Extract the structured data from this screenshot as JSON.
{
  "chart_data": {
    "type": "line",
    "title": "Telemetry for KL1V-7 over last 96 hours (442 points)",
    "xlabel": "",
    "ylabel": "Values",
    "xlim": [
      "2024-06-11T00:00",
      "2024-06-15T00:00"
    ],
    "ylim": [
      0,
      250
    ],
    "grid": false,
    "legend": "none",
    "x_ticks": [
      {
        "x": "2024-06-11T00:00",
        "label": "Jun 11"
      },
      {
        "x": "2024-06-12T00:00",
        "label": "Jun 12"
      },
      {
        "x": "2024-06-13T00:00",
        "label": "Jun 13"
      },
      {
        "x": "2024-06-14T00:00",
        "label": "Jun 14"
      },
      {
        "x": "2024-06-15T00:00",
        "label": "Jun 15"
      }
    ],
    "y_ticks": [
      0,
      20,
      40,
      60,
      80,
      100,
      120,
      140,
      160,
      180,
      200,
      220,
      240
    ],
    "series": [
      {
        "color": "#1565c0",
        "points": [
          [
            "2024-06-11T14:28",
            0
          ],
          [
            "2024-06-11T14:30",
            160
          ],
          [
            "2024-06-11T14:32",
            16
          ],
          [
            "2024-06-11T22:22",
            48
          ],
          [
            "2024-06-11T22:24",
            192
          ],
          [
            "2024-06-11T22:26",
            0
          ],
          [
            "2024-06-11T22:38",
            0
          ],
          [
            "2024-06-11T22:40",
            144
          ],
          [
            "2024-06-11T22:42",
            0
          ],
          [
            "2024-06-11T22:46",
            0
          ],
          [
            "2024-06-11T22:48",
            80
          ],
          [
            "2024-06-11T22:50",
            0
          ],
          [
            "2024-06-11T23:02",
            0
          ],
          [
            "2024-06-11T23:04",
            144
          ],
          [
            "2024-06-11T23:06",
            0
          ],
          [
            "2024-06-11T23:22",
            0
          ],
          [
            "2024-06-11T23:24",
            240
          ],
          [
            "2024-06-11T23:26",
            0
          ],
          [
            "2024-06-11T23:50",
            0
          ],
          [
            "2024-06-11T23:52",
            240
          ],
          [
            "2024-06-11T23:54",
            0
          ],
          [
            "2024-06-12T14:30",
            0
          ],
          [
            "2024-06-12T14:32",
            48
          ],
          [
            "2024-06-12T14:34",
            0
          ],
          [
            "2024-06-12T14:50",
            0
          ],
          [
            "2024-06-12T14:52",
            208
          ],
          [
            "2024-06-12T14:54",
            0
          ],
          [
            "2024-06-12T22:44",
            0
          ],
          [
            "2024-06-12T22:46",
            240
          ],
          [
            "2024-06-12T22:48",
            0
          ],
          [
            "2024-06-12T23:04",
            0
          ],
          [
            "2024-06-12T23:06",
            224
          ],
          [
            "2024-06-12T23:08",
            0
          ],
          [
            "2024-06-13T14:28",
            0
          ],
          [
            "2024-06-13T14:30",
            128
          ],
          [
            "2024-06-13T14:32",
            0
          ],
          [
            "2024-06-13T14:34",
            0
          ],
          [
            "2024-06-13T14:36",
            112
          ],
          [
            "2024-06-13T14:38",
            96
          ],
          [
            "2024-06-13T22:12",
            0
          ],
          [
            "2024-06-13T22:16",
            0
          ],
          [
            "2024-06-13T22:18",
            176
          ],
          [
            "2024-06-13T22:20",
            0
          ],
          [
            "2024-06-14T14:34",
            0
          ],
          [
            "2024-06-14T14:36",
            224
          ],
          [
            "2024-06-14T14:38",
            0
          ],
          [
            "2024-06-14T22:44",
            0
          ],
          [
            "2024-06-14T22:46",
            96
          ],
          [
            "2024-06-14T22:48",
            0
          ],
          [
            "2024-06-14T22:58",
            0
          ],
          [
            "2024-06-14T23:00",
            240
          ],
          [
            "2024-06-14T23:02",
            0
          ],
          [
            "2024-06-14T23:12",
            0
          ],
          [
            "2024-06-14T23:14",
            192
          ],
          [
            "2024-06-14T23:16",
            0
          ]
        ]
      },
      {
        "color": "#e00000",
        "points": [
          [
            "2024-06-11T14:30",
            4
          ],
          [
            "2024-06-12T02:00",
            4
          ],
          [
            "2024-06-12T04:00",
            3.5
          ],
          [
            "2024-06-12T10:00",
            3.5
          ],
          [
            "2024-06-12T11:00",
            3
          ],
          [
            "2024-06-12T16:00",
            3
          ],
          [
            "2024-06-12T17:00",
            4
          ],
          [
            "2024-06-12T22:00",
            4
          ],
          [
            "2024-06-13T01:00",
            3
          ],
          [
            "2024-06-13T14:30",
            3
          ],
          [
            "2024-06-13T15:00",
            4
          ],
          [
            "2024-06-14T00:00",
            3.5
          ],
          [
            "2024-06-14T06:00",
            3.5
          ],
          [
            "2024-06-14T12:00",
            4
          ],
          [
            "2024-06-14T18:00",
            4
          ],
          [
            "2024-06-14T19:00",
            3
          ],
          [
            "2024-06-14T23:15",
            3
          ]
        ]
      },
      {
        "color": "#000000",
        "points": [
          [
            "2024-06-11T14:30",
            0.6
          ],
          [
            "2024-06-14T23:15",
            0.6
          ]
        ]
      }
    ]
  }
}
....
Exercise details —
Go through the entries and repeat each one exactly.

Solution to this task —
Extract the structured data from this screenshot as JSON.
{
  "chart_data": {
    "type": "line",
    "title": "Telemetry for KL1V-7 over last 96 hours (442 points)",
    "xlabel": "",
    "ylabel": "Values",
    "xlim": [
      "2024-06-11T00:00",
      "2024-06-15T00:00"
    ],
    "ylim": [
      0,
      250
    ],
    "grid": false,
    "legend": "none",
    "x_ticks": [
      {
        "x": "2024-06-11T00:00",
        "label": "Jun 11"
      },
      {
        "x": "2024-06-12T00:00",
        "label": "Jun 12"
      },
      {
        "x": "2024-06-13T00:00",
        "label": "Jun 13"
      },
      {
        "x": "2024-06-14T00:00",
        "label": "Jun 14"
      },
      {
        "x": "2024-06-15T00:00",
        "label": "Jun 15"
      }
    ],
    "y_ticks": [
      0,
      20,
      40,
      60,
      80,
      100,
      120,
      140,
      160,
      180,
      200,
      220,
      240
    ],
    "series": [
      {
        "color": "#1565c0",
        "points": [
          [
            "2024-06-11T14:28",
            0
          ],
          [
            "2024-06-11T14:30",
            160
          ],
          [
            "2024-06-11T14:32",
            16
          ],
          [
            "2024-06-11T22:22",
            48
          ],
          [
            "2024-06-11T22:24",
            192
          ],
          [
            "2024-06-11T22:26",
            0
          ],
          [
            "2024-06-11T22:38",
            0
          ],
          [
            "2024-06-11T22:40",
            144
          ],
          [
            "2024-06-11T22:42",
            0
          ],
          [
            "2024-06-11T22:46",
            0
          ],
          [
            "2024-06-11T22:48",
            80
          ],
          [
            "2024-06-11T22:50",
            0
          ],
          [
            "2024-06-11T23:02",
            0
          ],
          [
            "2024-06-11T23:04",
            144
          ],
          [
            "2024-06-11T23:06",
            0
          ],
          [
            "2024-06-11T23:22",
            0
          ],
          [
            "2024-06-11T23:24",
            240
          ],
          [
            "2024-06-11T23:26",
            0
          ],
          [
            "2024-06-11T23:50",
            0
          ],
          [
            "2024-06-11T23:52",
            240
          ],
          [
            "2024-06-11T23:54",
            0
          ],
          [
            "2024-06-12T14:30",
            0
          ],
          [
            "2024-06-12T14:32",
            48
          ],
          [
            "2024-06-12T14:34",
            0
          ],
          [
            "2024-06-12T14:50",
            0
          ],
          [
            "2024-06-12T14:52",
            208
          ],
          [
            "2024-06-12T14:54",
            0
          ],
          [
            "2024-06-12T22:44",
            0
          ],
          [
            "2024-06-12T22:46",
            240
          ],
          [
            "2024-06-12T22:48",
            0
          ],
          [
            "2024-06-12T23:04",
            0
          ],
          [
            "2024-06-12T23:06",
            224
          ],
          [
            "2024-06-12T23:08",
            0
          ],
          [
            "2024-06-13T14:28",
            0
          ],
          [
            "2024-06-13T14:30",
            128
          ],
          [
            "2024-06-13T14:32",
            0
          ],
          [
            "2024-06-13T14:34",
            0
          ],
          [
            "2024-06-13T14:36",
            112
          ],
          [
            "2024-06-13T14:38",
            96
          ],
          [
            "2024-06-13T22:12",
            0
          ],
          [
            "2024-06-13T22:16",
            0
          ],
          [
            "2024-06-13T22:18",
            176
          ],
          [
            "2024-06-13T22:20",
            0
          ],
          [
            "2024-06-14T14:34",
            0
          ],
          [
            "2024-06-14T14:36",
            224
          ],
          [
            "2024-06-14T14:38",
            0
          ],
          [
            "2024-06-14T22:44",
            0
          ],
          [
            "2024-06-14T22:46",
            96
          ],
          [
            "2024-06-14T22:48",
            0
          ],
          [
            "2024-06-14T22:58",
            0
          ],
          [
            "2024-06-14T23:00",
            240
          ],
          [
            "2024-06-14T23:02",
            0
          ],
          [
            "2024-06-14T23:12",
            0
          ],
          [
            "2024-06-14T23:14",
            192
          ],
          [
            "2024-06-14T23:16",
            0
          ]
        ]
      },
      {
        "color": "#e00000",
        "points": [
          [
            "2024-06-11T14:30",
            4
          ],
          [
            "2024-06-12T02:00",
            4
          ],
          [
            "2024-06-12T04:00",
            3.5
          ],
          [
            "2024-06-12T10:00",
            3.5
          ],
          [
            "2024-06-12T11:00",
            3
          ],
          [
            "2024-06-12T16:00",
            3
          ],
          [
            "2024-06-12T17:00",
            4
          ],
          [
            "2024-06-12T22:00",
            4
          ],
          [
            "2024-06-13T01:00",
            3
          ],
          [
            "2024-06-13T14:30",
            3
          ],
          [
            "2024-06-13T15:00",
            4
          ],
          [
            "2024-06-14T00:00",
            3.5
          ],
          [
            "2024-06-14T06:00",
            3.5
          ],
          [
            "2024-06-14T12:00",
            4
          ],
          [
            "2024-06-14T18:00",
            4
          ],
          [
            "2024-06-14T19:00",
            3
          ],
          [
            "2024-06-14T23:15",
            3
          ]
        ]
      },
      {
        "color": "#000000",
        "points": [
          [
            "2024-06-11T14:30",
            0.6
          ],
          [
            "2024-06-14T23:15",
            0.6
          ]
        ]
      }
    ]
  }
}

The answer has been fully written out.